**** Material for this task ****

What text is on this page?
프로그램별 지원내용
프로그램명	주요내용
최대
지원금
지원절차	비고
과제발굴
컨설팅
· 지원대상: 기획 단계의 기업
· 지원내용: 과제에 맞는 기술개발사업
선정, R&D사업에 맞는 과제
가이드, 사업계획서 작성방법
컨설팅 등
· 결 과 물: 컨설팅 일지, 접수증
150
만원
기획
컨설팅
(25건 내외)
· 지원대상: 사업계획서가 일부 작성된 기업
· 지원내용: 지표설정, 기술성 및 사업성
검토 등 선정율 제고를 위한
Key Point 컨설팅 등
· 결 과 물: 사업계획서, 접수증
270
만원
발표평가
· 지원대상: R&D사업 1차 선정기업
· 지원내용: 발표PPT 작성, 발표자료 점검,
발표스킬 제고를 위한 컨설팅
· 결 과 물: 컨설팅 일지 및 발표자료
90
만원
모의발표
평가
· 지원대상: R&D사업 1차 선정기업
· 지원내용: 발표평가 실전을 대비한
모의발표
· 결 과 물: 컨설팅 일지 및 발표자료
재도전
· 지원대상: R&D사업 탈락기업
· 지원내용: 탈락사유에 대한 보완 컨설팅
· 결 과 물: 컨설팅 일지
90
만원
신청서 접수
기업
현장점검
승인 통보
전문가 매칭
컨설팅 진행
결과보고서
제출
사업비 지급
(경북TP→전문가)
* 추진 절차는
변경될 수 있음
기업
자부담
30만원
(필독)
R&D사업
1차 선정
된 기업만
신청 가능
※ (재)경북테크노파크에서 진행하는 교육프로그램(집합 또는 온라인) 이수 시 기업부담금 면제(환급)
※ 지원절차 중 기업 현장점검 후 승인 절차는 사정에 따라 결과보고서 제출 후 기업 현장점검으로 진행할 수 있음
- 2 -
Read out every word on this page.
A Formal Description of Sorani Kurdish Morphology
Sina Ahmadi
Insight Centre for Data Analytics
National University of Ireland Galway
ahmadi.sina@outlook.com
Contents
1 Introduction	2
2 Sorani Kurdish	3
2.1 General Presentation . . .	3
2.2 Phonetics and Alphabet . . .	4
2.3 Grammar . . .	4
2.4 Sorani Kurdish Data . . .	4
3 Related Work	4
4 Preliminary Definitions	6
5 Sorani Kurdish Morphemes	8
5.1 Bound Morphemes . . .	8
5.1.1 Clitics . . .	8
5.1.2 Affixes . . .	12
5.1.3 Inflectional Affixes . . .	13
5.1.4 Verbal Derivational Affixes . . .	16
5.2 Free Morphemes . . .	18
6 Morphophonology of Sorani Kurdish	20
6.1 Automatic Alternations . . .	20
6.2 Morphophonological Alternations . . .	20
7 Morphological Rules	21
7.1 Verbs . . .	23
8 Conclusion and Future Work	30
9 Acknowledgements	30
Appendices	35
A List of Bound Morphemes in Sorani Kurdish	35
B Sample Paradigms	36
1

****

→ **What the task asks**
Copy each line of the listing that holds the word "Data".

→ **Correct answer**
Insight Centre for Data Analytics
2.4 Sorani Kurdish Data . . .	4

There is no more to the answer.